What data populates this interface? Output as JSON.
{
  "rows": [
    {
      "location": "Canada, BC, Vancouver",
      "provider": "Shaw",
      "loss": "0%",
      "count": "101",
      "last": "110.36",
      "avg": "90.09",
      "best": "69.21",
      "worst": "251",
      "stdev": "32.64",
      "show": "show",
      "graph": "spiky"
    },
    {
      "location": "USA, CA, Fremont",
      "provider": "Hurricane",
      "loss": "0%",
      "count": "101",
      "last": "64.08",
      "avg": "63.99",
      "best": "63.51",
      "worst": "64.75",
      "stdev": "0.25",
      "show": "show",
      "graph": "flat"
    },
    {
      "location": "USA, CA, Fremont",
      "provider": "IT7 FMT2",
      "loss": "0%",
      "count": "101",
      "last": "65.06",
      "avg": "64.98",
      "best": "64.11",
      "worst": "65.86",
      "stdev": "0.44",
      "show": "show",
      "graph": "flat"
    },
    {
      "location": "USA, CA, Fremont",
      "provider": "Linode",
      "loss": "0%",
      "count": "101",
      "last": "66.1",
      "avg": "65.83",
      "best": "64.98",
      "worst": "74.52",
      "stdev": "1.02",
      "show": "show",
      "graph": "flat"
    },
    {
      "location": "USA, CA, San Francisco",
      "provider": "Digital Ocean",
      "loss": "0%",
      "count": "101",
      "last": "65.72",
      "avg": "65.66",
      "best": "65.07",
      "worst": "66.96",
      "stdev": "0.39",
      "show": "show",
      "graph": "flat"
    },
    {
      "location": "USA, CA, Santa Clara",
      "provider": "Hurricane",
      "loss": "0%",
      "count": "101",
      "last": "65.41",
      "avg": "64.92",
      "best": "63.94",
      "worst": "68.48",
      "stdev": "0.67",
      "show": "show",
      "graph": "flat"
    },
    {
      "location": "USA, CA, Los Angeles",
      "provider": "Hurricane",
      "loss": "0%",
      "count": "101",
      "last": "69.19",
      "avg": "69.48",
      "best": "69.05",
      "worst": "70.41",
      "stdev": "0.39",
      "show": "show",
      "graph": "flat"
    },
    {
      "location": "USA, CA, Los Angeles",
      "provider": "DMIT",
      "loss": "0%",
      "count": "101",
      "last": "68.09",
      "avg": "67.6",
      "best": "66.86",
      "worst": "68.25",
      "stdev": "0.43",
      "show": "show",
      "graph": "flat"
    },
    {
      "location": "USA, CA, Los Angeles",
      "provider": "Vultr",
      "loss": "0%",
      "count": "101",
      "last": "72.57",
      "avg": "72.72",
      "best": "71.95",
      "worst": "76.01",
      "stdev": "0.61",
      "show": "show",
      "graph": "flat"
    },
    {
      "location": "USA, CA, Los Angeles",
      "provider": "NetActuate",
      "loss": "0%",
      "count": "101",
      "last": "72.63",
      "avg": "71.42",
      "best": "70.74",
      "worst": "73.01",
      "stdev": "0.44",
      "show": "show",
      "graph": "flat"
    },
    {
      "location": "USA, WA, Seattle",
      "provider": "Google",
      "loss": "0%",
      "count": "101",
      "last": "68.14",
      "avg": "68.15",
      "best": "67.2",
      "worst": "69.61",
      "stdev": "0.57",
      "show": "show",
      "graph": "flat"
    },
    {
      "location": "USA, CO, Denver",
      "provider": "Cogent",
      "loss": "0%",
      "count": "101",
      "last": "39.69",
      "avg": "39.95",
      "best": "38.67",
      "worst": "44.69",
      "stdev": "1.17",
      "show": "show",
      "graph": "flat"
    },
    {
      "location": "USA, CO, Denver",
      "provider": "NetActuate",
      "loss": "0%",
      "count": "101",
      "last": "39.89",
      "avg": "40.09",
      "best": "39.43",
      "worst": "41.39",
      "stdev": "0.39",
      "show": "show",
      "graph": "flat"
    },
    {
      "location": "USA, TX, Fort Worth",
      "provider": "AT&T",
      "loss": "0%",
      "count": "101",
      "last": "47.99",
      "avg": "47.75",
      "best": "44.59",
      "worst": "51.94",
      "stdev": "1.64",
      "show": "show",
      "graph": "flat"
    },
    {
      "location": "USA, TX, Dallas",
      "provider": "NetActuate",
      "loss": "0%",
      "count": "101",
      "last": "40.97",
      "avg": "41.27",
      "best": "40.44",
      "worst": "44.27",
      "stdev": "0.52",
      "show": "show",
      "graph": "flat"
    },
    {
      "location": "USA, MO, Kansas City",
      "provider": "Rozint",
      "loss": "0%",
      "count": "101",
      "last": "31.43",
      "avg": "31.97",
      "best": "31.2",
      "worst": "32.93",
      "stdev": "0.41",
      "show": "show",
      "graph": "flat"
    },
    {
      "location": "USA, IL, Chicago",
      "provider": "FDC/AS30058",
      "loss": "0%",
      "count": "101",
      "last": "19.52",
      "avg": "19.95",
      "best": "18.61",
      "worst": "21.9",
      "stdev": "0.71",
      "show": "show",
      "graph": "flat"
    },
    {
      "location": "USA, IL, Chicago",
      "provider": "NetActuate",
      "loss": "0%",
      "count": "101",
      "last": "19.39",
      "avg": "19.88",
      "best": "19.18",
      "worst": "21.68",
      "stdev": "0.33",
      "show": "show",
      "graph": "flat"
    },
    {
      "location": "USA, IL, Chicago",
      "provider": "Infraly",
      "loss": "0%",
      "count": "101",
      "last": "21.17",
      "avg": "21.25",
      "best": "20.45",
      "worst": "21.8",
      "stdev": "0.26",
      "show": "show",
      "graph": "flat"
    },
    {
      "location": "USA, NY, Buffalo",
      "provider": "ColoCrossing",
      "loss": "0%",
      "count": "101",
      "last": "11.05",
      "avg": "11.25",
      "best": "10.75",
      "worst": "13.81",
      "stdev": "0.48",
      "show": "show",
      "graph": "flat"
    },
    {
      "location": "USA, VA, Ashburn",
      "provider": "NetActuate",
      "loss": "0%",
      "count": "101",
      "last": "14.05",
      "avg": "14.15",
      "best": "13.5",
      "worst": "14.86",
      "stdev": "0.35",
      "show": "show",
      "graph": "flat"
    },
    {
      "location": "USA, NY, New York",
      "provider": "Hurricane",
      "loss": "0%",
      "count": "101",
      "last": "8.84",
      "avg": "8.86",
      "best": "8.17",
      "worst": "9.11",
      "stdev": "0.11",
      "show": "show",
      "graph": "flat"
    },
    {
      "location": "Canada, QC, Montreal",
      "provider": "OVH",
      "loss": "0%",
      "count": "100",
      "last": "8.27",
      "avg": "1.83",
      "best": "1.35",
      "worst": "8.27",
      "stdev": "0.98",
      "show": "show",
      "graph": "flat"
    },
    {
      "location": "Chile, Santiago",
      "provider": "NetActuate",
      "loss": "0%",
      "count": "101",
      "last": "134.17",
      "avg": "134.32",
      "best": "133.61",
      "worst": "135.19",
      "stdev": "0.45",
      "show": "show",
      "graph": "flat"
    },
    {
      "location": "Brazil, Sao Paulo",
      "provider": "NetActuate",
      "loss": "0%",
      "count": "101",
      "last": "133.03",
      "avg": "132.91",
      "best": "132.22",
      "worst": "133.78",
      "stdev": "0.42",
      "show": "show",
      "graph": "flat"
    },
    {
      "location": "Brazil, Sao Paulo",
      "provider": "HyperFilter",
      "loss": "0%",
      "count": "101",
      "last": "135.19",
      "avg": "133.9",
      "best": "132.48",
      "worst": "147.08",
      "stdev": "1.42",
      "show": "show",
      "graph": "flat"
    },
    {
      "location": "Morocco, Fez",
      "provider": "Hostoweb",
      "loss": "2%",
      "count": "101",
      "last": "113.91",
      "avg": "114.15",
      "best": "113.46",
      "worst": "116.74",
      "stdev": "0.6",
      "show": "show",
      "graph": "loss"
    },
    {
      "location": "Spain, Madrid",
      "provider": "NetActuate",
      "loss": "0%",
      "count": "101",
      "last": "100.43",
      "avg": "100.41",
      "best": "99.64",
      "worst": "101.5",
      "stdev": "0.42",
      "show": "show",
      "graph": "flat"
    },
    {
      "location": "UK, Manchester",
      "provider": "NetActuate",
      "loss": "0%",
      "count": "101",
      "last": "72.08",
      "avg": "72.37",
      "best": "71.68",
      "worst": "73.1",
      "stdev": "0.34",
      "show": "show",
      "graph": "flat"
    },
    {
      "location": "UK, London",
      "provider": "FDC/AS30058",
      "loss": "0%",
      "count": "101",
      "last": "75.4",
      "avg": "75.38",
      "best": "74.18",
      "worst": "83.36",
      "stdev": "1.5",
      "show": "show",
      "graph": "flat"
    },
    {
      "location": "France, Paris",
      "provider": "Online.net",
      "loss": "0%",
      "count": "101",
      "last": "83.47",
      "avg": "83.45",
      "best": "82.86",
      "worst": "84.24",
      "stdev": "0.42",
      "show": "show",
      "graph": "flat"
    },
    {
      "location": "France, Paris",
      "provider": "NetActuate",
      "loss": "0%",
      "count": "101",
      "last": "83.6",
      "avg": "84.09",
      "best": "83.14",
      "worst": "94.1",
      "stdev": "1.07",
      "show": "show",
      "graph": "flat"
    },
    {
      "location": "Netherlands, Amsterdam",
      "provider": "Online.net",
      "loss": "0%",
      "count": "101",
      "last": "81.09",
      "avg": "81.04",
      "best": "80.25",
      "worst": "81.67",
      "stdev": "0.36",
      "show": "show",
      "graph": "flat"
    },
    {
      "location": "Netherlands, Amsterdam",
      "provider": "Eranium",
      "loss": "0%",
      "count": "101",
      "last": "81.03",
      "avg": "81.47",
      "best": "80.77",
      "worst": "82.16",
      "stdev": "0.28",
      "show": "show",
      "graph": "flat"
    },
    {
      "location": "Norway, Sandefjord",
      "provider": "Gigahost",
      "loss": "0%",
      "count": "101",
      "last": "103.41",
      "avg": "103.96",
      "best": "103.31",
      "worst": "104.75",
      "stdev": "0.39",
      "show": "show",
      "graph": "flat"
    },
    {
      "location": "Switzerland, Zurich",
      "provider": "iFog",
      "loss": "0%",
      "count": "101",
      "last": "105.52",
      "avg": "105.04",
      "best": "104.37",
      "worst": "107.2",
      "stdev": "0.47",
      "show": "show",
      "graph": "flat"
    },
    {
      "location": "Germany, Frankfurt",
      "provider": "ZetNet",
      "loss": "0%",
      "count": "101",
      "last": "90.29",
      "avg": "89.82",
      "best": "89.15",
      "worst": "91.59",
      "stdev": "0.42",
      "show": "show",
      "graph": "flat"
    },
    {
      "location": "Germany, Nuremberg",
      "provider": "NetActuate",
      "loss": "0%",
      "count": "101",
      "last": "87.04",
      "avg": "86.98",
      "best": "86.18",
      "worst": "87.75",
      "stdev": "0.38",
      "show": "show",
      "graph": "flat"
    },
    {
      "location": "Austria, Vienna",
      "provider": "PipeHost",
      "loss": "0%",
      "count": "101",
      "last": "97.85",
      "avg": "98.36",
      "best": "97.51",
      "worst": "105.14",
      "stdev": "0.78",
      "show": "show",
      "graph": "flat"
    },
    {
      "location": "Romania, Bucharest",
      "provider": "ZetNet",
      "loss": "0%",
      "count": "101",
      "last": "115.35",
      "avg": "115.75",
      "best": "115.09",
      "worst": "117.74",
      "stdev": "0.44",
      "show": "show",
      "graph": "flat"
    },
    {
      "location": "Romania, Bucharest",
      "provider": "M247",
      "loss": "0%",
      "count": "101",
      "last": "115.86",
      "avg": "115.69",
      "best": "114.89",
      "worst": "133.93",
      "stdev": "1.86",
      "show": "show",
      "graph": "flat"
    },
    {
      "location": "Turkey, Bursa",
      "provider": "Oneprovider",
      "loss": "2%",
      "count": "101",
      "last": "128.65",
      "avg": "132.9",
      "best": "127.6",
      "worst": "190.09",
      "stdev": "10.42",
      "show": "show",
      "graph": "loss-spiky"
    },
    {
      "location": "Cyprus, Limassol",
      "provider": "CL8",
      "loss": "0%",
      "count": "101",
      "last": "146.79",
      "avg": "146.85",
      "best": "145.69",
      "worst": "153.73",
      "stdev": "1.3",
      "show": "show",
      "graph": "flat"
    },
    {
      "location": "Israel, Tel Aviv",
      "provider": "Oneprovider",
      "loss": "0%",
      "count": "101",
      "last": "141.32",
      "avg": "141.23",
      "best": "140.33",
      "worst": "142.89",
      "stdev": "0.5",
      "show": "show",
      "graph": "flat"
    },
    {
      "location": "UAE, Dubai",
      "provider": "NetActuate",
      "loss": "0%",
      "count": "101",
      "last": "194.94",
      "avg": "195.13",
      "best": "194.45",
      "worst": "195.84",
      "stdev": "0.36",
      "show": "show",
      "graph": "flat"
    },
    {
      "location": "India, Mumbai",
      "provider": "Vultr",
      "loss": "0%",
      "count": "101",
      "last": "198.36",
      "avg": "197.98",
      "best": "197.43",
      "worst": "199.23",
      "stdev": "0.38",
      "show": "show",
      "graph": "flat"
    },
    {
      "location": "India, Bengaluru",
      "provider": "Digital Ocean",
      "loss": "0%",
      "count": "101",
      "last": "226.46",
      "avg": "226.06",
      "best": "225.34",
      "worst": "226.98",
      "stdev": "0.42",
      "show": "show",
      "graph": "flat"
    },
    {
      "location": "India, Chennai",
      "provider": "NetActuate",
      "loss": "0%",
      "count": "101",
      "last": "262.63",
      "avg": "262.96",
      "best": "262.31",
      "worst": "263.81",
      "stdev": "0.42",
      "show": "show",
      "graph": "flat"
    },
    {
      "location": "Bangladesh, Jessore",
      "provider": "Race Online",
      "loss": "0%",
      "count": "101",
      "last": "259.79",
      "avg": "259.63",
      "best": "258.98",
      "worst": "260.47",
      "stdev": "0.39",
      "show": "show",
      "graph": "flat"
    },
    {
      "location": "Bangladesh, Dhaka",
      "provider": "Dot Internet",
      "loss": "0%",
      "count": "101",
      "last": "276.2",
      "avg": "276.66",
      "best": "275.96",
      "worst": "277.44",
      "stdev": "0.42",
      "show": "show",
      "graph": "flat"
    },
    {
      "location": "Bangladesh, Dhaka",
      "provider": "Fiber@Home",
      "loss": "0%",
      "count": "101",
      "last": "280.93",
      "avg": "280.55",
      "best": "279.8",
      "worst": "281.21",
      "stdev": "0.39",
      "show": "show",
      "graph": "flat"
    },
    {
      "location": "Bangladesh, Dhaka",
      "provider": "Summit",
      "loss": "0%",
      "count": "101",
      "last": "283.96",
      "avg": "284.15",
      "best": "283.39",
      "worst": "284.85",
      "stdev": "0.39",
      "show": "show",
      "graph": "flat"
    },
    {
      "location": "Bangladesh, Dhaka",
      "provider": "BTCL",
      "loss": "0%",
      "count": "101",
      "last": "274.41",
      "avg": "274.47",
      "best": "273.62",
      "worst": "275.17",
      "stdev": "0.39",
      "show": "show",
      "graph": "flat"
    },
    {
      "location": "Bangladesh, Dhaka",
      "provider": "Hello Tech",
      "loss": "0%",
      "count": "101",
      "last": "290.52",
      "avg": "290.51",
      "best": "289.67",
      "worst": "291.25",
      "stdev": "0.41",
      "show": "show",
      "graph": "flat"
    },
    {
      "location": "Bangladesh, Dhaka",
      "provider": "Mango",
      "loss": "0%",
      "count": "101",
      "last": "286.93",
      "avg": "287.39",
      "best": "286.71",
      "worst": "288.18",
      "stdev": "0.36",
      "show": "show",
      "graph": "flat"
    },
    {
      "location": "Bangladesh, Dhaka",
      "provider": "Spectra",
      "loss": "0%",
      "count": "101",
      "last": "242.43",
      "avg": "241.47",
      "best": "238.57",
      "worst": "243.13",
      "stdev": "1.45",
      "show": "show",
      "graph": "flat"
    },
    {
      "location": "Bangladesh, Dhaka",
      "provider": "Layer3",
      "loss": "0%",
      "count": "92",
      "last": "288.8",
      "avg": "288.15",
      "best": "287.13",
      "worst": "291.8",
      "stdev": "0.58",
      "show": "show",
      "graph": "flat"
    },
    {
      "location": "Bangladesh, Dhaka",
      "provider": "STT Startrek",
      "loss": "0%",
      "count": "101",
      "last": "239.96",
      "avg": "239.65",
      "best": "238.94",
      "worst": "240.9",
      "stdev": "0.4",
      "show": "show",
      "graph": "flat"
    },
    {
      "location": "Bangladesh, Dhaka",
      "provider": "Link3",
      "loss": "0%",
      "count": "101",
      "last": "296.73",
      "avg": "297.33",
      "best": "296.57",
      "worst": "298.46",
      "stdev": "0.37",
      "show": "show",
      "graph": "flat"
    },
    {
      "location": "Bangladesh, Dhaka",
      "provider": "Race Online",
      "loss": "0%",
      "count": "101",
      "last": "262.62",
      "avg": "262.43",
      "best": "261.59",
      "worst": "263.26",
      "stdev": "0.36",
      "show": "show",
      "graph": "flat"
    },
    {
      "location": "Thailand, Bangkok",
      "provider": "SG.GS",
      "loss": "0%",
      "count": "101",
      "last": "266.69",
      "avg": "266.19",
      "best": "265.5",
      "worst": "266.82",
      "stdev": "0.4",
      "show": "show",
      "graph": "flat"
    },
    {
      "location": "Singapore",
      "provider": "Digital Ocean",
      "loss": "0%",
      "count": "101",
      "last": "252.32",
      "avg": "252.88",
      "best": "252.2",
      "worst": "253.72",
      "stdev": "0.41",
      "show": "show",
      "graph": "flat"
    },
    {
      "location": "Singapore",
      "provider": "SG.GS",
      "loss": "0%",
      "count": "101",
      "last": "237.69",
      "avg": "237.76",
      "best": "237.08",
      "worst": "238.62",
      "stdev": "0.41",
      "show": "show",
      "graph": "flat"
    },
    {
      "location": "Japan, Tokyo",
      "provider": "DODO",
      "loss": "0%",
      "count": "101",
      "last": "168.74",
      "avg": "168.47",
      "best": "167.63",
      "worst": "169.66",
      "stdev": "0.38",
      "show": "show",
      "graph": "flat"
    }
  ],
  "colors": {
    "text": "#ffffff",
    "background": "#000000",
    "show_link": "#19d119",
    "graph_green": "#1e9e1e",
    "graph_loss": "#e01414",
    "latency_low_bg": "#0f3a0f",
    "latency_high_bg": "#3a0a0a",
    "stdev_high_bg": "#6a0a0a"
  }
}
# # # #
Look for "Germany" and pull out every line that has it.

**Answer to the task**
      "location": "Germany, Frankfurt",
      "location": "Germany, Nuremberg",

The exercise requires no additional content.